INSTRUCTION: Give the number of lines below that contain the word "familiar", and nothing else.

RECORDED INFORMATION:

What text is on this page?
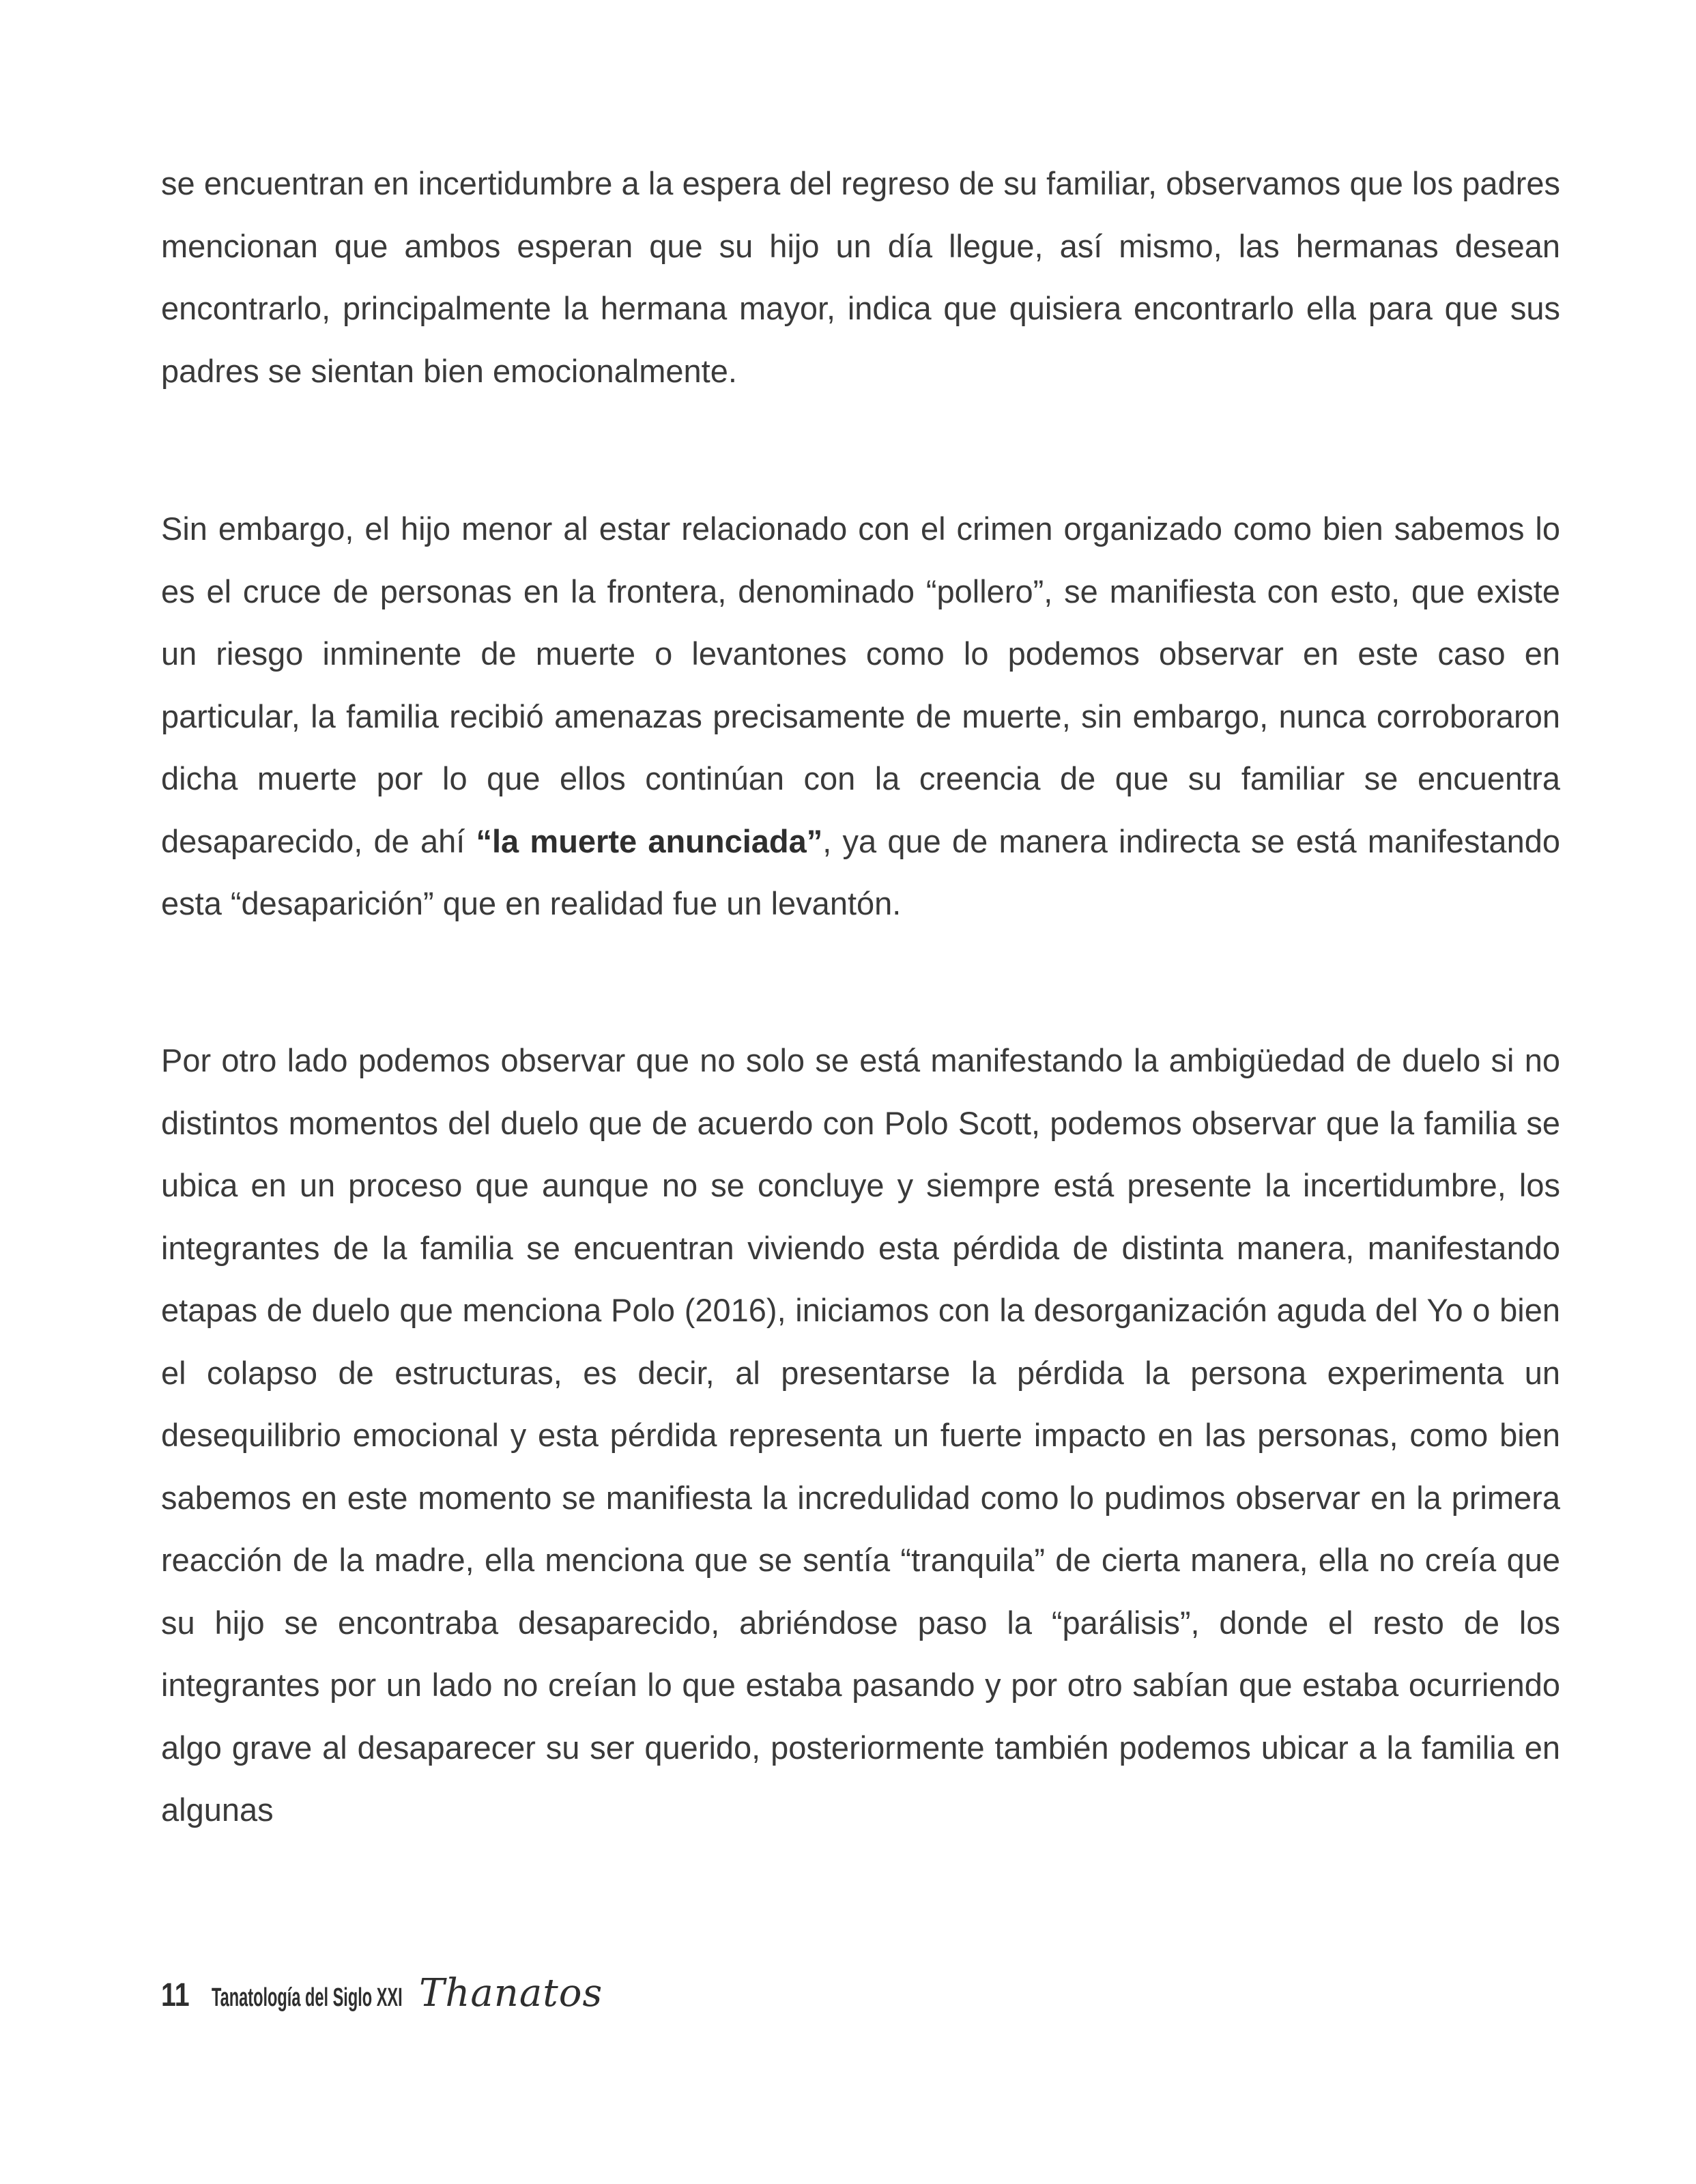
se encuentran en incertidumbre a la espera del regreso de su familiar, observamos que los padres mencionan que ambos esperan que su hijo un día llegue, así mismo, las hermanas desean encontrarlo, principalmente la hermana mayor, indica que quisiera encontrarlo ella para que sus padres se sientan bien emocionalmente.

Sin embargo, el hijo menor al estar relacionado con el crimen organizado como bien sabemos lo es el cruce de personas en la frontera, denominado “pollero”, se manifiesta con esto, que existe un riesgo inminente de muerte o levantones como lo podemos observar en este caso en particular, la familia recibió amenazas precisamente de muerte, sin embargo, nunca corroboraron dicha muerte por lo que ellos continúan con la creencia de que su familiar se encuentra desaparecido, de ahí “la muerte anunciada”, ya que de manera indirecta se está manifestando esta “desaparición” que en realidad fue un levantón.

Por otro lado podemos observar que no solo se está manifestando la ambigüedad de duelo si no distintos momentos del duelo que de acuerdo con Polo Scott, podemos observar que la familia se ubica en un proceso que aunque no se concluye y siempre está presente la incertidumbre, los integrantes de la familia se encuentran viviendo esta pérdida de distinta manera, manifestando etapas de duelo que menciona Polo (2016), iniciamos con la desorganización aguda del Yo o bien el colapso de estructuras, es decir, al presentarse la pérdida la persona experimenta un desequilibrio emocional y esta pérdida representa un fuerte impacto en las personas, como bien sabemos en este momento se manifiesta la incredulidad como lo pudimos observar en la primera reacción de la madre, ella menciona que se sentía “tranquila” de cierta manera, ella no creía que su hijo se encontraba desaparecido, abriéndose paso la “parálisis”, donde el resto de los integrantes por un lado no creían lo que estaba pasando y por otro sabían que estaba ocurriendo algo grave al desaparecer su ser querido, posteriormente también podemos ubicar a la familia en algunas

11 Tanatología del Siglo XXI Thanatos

FULL ANSWER: 2